> **ENTRIES SUPPLIED**:
==========
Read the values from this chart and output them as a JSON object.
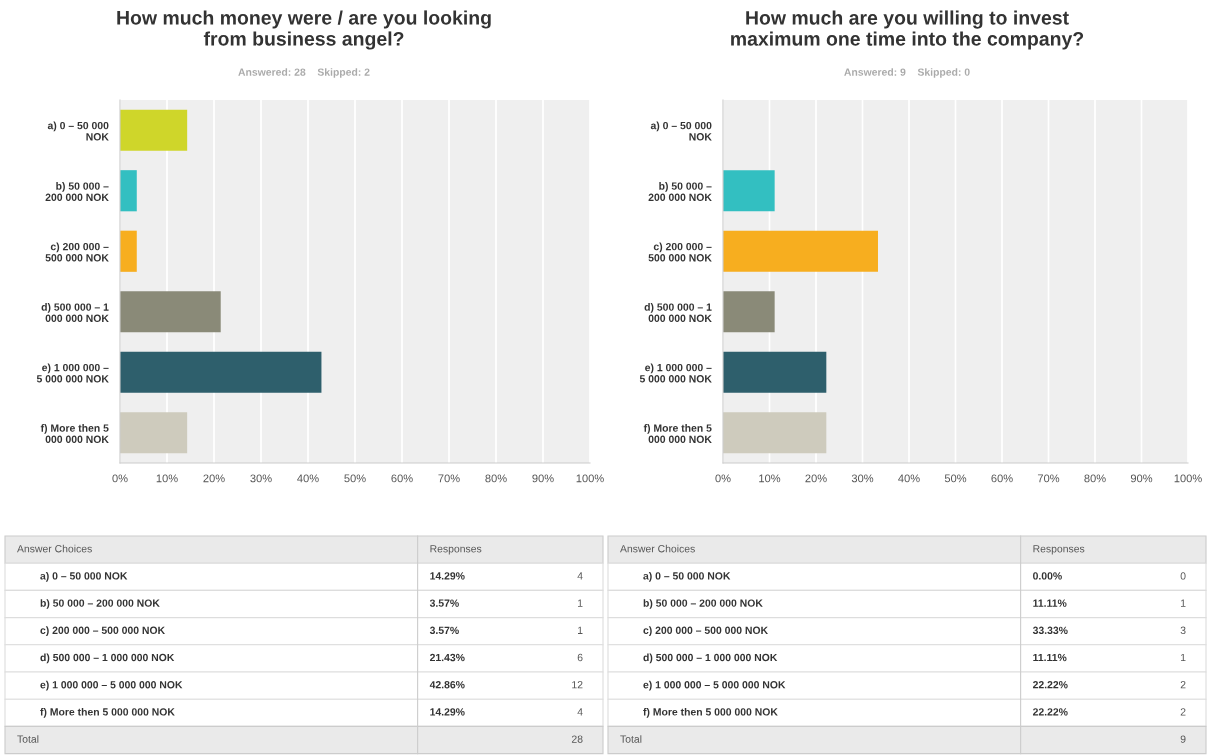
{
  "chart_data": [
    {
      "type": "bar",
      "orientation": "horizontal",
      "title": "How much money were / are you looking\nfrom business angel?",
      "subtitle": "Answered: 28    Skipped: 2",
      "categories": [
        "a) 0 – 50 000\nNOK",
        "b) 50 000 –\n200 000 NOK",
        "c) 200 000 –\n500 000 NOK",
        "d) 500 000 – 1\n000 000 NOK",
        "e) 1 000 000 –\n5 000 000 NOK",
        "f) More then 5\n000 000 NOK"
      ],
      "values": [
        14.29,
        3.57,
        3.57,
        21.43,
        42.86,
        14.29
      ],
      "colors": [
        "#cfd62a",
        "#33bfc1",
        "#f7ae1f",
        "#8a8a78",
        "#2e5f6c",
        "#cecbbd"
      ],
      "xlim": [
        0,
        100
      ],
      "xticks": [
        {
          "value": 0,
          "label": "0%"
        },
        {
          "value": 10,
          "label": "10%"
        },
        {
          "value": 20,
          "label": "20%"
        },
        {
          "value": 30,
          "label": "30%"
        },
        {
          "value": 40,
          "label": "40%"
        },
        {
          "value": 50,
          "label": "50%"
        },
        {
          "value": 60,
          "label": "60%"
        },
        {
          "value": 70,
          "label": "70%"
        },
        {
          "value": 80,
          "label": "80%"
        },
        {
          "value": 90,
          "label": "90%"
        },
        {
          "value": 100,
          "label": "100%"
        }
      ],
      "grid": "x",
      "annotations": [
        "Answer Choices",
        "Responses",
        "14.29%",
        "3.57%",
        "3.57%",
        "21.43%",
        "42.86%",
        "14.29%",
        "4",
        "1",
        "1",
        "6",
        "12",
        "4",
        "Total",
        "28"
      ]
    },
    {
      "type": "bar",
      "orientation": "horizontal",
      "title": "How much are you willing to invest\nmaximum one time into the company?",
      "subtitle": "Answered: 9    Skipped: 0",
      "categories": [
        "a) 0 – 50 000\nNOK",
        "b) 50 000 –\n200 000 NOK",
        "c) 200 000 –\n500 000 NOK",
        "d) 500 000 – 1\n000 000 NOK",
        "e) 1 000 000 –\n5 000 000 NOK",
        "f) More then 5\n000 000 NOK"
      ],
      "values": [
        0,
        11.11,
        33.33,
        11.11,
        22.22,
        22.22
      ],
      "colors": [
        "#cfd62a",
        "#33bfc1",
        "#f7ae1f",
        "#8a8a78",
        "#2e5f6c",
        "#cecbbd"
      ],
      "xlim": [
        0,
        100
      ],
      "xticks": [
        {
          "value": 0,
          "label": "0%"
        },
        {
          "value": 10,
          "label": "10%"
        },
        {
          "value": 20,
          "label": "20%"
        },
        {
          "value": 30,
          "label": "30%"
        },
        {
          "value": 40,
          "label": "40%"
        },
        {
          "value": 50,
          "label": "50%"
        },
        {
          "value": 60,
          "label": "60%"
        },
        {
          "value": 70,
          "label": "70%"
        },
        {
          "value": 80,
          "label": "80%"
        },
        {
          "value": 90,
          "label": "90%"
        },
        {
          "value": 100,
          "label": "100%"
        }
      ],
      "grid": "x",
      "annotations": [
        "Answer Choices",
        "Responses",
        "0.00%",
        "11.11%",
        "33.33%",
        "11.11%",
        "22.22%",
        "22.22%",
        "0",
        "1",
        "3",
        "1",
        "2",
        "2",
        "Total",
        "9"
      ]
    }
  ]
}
==========
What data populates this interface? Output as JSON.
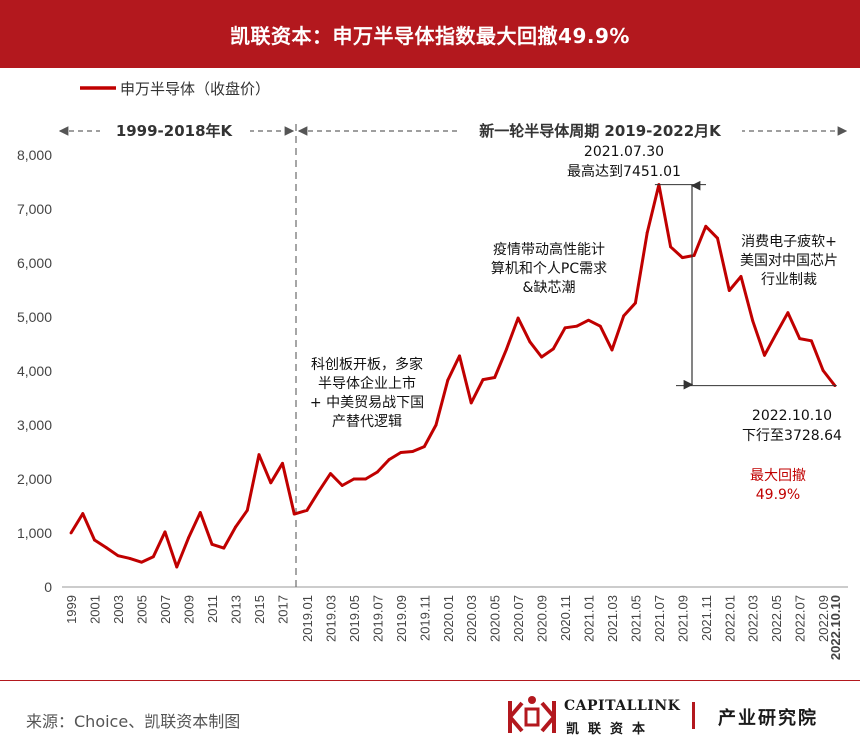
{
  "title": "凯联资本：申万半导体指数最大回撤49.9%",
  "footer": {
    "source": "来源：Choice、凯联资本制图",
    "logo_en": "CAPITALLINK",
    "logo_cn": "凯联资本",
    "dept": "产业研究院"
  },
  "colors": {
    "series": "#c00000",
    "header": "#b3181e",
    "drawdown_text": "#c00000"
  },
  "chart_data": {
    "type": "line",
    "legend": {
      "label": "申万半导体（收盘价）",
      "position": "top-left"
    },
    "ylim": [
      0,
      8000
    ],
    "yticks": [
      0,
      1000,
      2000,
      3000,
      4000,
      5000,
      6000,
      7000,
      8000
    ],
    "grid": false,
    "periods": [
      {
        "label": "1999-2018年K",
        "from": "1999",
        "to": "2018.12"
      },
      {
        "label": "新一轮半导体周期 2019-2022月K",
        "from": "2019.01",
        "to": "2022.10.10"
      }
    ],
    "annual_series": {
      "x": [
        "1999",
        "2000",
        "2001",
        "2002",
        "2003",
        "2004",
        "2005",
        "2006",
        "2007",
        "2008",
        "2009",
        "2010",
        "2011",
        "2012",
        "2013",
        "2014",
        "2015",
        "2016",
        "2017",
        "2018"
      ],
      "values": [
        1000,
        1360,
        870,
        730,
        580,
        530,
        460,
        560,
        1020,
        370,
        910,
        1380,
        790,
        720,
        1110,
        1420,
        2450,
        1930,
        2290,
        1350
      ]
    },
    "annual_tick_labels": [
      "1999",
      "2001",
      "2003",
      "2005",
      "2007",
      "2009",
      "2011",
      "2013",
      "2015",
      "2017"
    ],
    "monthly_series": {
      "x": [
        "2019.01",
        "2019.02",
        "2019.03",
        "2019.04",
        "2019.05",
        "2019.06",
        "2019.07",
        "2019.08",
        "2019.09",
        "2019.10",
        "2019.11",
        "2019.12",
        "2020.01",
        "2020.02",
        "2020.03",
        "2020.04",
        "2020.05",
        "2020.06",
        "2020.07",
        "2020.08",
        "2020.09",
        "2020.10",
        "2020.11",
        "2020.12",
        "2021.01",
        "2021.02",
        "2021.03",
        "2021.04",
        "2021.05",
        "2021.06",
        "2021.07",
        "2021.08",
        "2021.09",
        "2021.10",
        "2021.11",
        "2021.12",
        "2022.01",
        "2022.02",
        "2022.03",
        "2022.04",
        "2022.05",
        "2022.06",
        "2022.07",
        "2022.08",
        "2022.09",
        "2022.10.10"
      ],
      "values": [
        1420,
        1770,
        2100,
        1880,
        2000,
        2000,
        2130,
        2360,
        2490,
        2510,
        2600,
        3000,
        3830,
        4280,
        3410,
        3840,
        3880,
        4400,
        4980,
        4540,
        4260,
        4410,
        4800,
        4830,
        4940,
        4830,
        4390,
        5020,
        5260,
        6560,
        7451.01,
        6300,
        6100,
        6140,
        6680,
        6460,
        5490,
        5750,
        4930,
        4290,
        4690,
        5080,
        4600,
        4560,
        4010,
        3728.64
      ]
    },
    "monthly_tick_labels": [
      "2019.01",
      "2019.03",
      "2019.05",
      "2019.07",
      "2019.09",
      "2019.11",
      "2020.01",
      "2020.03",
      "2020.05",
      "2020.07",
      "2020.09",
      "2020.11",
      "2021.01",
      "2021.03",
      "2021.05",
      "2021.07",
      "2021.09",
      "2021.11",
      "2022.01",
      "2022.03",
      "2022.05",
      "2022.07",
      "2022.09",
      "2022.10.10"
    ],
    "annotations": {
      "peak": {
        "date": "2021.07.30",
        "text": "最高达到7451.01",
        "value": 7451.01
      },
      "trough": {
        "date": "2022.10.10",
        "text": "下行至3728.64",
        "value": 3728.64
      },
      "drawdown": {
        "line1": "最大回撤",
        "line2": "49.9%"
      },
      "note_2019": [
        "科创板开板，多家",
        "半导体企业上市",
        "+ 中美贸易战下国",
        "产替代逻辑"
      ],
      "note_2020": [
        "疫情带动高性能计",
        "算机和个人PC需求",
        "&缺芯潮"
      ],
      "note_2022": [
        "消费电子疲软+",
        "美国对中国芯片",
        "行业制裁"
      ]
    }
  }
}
==========
> **STATED EXERCISE**: Find "subtitle". Copy every line it occurs in.

> **SOLUTION TO THIS PROBLEM**:
      "subtitle": "Answered: 28    Skipped: 2",
      "subtitle": "Answered: 9    Skipped: 0",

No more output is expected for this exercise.